[Begin PROVIDED DATA]
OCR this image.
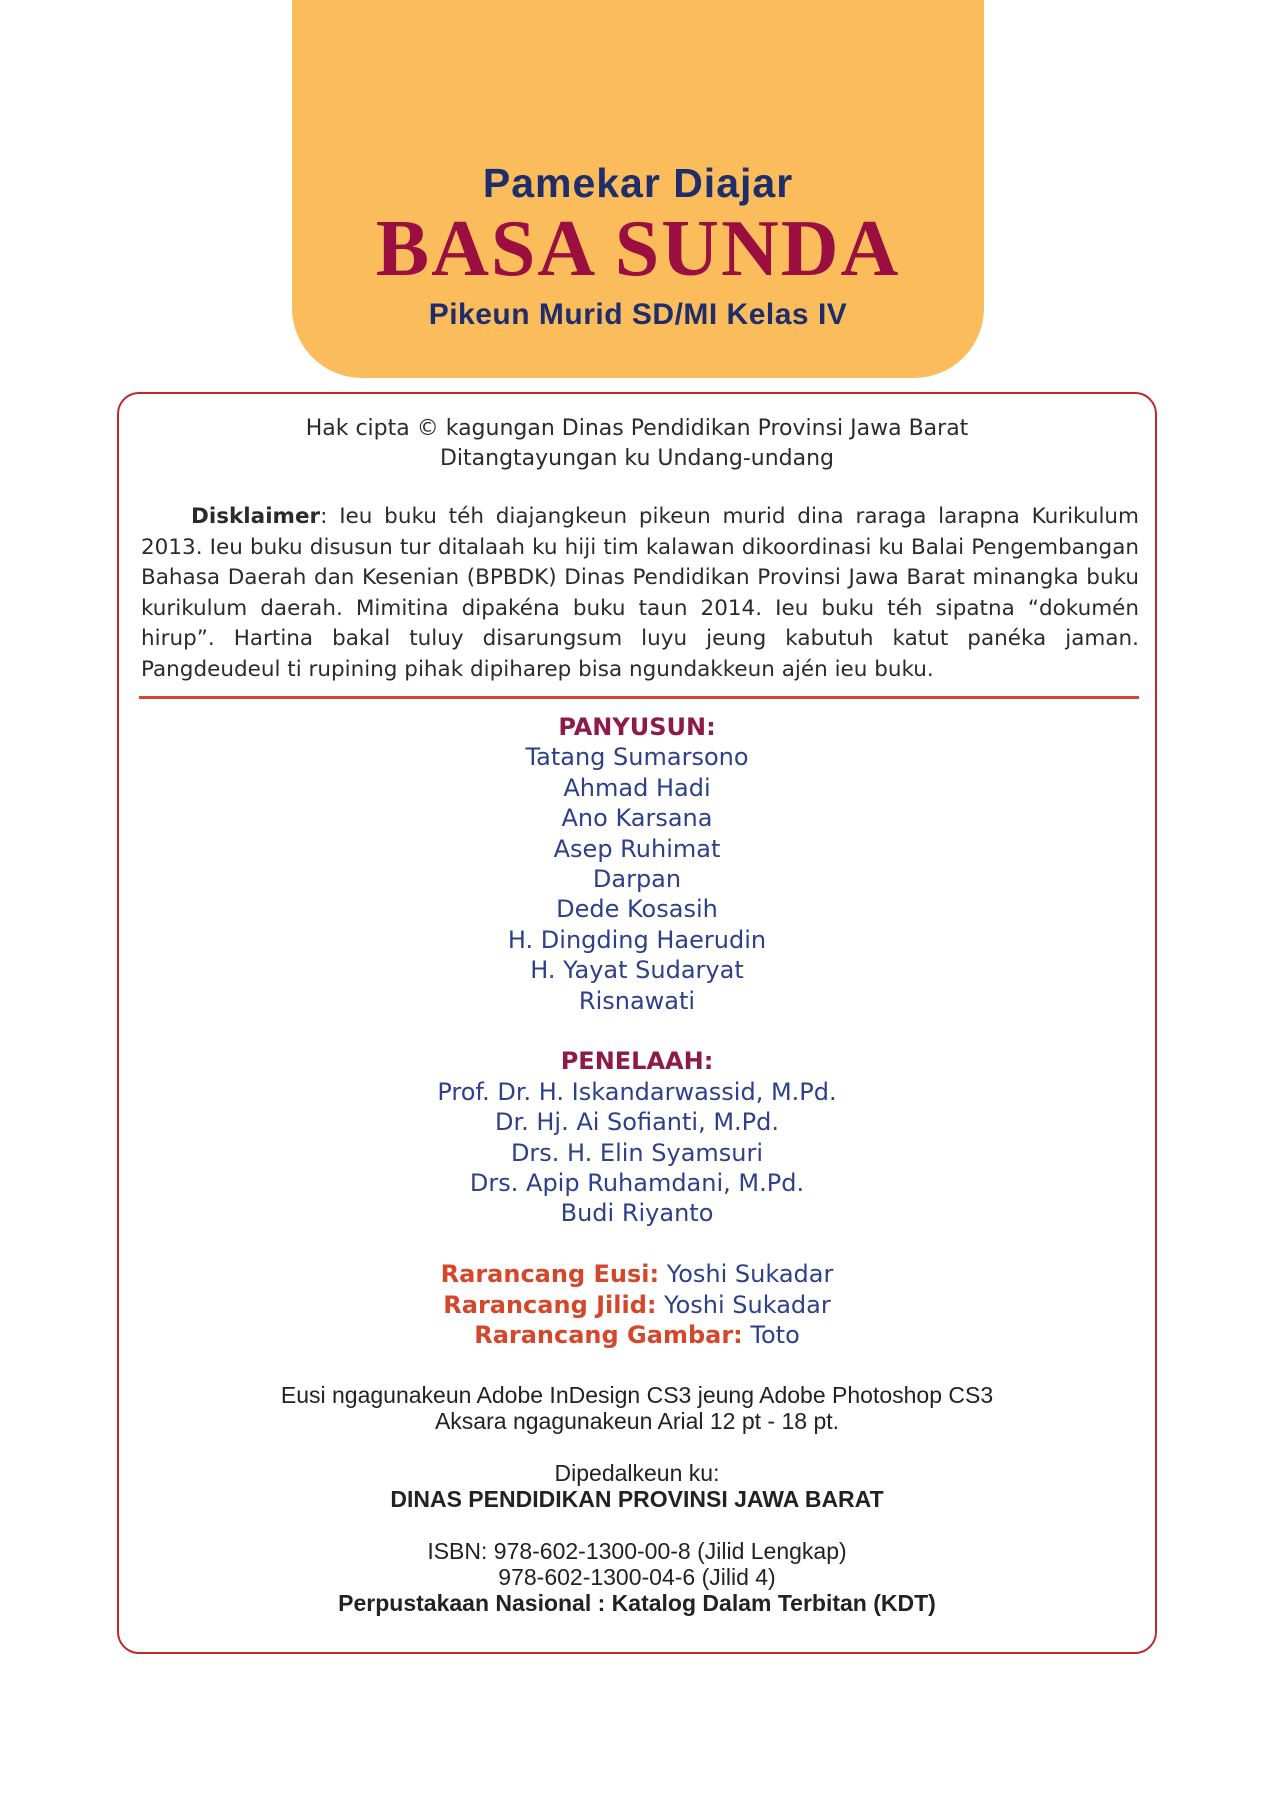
Pamekar Diajar
BASA SUNDA
Pikeun Murid SD/MI Kelas IV
Hak cipta © kagungan Dinas Pendidikan Provinsi Jawa Barat
Ditangtayungan ku Undang-undang
Disklaimer: Ieu buku téh diajangkeun pikeun murid dina raraga larapna Kurikulum 2013. Ieu buku disusun tur ditalaah ku hiji tim kalawan dikoordinasi ku Balai Pengembangan Bahasa Daerah dan Kesenian (BPBDK) Dinas Pendidikan Provinsi Jawa Barat minangka buku kurikulum daerah. Mimitina dipakéna buku taun 2014. Ieu buku téh sipatna “dokumén hirup”. Hartina bakal tuluy disarungsum luyu jeung kabutuh katut panéka jaman. Pangdeudeul ti rupining pihak dipiharep bisa ngundakkeun ajén ieu buku.
PANYUSUN:
Tatang Sumarsono
Ahmad Hadi
Ano Karsana
Asep Ruhimat
Darpan
Dede Kosasih
H. Dingding Haerudin
H. Yayat Sudaryat
Risnawati
PENELAAH:
Prof. Dr. H. Iskandarwassid, M.Pd.
Dr. Hj. Ai Sofianti, M.Pd.
Drs. H. Elin Syamsuri
Drs. Apip Ruhamdani, M.Pd.
Budi Riyanto
Rarancang Eusi: Yoshi Sukadar
Rarancang Jilid: Yoshi Sukadar
Rarancang Gambar: Toto
Eusi ngagunakeun Adobe InDesign CS3 jeung Adobe Photoshop CS3
Aksara ngagunakeun Arial 12 pt - 18 pt.
Dipedalkeun ku:
DINAS PENDIDIKAN PROVINSI JAWA BARAT
ISBN: 978-602-1300-00-8 (Jilid Lengkap)
978-602-1300-04-6 (Jilid 4)
Perpustakaan Nasional : Katalog Dalam Terbitan (KDT)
[End PROVIDED DATA]
BRIEF>
Repeat each entry above word for word, leaving every picture out.

SOLUTION TO THIS TASK>
OCR this image.
Pamekar Diajar
BASA SUNDA
Pikeun Murid SD/MI Kelas IV
Hak cipta © kagungan Dinas Pendidikan Provinsi Jawa Barat
Ditangtayungan ku Undang-undang
Disklaimer: Ieu buku téh diajangkeun pikeun murid dina raraga larapna Kurikulum 2013. Ieu buku disusun tur ditalaah ku hiji tim kalawan dikoordinasi ku Balai Pengembangan Bahasa Daerah dan Kesenian (BPBDK) Dinas Pendidikan Provinsi Jawa Barat minangka buku kurikulum daerah. Mimitina dipakéna buku taun 2014. Ieu buku téh sipatna “dokumén hirup”. Hartina bakal tuluy disarungsum luyu jeung kabutuh katut panéka jaman. Pangdeudeul ti rupining pihak dipiharep bisa ngundakkeun ajén ieu buku.
PANYUSUN:
Tatang Sumarsono
Ahmad Hadi
Ano Karsana
Asep Ruhimat
Darpan
Dede Kosasih
H. Dingding Haerudin
H. Yayat Sudaryat
Risnawati
PENELAAH:
Prof. Dr. H. Iskandarwassid, M.Pd.
Dr. Hj. Ai Sofianti, M.Pd.
Drs. H. Elin Syamsuri
Drs. Apip Ruhamdani, M.Pd.
Budi Riyanto
Rarancang Eusi: Yoshi Sukadar
Rarancang Jilid: Yoshi Sukadar
Rarancang Gambar: Toto
Eusi ngagunakeun Adobe InDesign CS3 jeung Adobe Photoshop CS3
Aksara ngagunakeun Arial 12 pt - 18 pt.
Dipedalkeun ku:
DINAS PENDIDIKAN PROVINSI JAWA BARAT
ISBN: 978-602-1300-00-8 (Jilid Lengkap)
978-602-1300-04-6 (Jilid 4)
Perpustakaan Nasional : Katalog Dalam Terbitan (KDT)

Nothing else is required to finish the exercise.